Directions: State the number of lines where "gegen" appears. Add nothing else.

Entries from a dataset
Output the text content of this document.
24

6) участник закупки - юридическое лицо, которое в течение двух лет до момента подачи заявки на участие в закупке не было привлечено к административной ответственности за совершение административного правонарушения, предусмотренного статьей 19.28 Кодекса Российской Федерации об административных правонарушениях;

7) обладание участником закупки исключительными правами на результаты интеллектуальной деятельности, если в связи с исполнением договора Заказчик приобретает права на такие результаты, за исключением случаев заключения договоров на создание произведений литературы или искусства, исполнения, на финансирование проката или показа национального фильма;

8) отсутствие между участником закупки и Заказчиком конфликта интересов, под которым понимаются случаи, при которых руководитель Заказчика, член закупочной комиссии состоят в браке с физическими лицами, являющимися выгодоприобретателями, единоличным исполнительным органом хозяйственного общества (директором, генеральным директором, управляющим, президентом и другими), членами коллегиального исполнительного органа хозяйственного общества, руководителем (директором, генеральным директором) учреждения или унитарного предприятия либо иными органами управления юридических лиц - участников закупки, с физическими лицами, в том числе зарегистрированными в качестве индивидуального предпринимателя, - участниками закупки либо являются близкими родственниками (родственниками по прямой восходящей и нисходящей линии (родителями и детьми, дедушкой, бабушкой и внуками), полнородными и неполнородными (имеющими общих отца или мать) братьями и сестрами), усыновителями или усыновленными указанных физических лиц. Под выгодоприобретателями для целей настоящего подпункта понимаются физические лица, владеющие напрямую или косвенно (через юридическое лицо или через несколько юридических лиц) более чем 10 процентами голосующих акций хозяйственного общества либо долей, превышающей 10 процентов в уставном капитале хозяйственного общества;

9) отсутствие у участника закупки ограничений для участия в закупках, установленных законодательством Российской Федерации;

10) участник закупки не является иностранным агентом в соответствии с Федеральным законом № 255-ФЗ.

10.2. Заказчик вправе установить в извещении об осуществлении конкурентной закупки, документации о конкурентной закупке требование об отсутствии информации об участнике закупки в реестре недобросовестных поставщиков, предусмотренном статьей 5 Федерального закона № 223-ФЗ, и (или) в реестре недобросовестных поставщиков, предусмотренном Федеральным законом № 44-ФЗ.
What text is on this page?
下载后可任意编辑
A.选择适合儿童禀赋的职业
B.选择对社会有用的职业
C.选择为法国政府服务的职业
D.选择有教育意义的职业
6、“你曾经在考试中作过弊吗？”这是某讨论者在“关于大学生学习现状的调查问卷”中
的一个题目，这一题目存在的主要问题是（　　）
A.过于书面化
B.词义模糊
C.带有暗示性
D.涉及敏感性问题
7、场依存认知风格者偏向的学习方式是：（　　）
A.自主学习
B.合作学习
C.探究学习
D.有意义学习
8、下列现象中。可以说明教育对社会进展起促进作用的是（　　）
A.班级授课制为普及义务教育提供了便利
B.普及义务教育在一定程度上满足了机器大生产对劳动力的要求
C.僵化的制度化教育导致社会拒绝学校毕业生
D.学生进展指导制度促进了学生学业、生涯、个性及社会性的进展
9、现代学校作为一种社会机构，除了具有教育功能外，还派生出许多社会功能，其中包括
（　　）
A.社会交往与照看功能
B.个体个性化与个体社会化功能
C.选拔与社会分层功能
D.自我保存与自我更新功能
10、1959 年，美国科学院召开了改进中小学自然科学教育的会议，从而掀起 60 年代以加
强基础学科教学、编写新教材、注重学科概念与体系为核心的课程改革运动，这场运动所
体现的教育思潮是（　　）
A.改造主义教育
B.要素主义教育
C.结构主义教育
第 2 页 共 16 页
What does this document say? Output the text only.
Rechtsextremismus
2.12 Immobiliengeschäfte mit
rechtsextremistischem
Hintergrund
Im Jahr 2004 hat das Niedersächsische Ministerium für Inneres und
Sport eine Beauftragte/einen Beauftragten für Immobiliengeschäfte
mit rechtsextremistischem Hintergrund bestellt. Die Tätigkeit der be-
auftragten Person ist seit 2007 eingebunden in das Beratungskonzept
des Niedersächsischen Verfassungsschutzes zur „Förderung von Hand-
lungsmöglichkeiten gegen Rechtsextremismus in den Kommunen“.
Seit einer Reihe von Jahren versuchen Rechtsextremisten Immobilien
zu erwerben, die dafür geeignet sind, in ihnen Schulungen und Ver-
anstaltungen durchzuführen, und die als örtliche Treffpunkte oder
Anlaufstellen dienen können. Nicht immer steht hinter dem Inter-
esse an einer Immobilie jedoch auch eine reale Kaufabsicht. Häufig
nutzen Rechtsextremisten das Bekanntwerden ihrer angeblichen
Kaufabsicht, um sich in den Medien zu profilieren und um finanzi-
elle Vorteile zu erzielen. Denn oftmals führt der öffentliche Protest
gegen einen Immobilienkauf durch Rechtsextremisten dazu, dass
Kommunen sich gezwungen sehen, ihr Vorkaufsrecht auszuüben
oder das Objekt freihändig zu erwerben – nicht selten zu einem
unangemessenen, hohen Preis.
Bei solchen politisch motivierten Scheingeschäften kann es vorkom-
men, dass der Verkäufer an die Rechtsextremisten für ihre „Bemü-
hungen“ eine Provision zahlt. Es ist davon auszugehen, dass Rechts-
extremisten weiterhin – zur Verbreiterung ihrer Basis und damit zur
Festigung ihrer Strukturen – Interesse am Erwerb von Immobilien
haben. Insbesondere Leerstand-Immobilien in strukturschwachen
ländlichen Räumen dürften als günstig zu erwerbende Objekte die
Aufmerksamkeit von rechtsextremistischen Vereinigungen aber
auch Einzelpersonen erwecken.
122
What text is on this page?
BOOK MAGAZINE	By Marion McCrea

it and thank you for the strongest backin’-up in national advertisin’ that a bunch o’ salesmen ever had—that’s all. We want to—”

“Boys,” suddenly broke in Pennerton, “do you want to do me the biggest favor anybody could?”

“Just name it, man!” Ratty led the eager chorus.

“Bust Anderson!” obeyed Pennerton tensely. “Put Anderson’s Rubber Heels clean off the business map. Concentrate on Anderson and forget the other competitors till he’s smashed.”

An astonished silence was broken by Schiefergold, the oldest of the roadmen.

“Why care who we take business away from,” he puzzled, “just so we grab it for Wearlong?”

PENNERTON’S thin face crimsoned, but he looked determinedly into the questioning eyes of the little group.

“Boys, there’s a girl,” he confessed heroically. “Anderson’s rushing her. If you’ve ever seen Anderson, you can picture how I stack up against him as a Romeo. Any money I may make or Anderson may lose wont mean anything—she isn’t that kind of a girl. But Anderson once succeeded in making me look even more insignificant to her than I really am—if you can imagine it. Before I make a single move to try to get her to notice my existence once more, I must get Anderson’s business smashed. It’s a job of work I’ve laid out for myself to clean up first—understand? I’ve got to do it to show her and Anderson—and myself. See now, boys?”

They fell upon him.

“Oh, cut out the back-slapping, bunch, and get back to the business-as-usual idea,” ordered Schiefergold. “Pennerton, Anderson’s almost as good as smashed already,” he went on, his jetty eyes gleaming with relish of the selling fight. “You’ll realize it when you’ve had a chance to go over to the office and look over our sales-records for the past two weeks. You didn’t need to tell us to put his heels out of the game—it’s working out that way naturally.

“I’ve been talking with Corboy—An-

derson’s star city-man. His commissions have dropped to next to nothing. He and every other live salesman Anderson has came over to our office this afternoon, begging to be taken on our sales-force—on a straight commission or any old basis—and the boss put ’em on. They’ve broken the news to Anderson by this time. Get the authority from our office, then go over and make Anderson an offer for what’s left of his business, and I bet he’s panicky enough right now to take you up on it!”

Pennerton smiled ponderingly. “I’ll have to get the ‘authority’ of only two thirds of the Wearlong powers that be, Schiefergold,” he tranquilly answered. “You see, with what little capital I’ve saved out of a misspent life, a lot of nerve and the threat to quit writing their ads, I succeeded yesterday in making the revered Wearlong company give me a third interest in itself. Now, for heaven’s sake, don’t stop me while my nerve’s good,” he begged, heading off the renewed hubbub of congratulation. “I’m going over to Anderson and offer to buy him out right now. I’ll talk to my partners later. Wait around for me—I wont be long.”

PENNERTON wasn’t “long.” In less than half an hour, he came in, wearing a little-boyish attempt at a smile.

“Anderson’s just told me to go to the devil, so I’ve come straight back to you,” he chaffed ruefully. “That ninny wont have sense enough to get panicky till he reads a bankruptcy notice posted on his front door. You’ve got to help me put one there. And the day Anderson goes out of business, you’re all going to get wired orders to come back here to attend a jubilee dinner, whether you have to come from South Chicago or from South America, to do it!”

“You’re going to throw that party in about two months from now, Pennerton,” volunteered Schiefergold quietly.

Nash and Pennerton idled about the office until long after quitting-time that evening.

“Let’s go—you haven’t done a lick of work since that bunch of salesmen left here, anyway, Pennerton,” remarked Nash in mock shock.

Answer to this problem: 2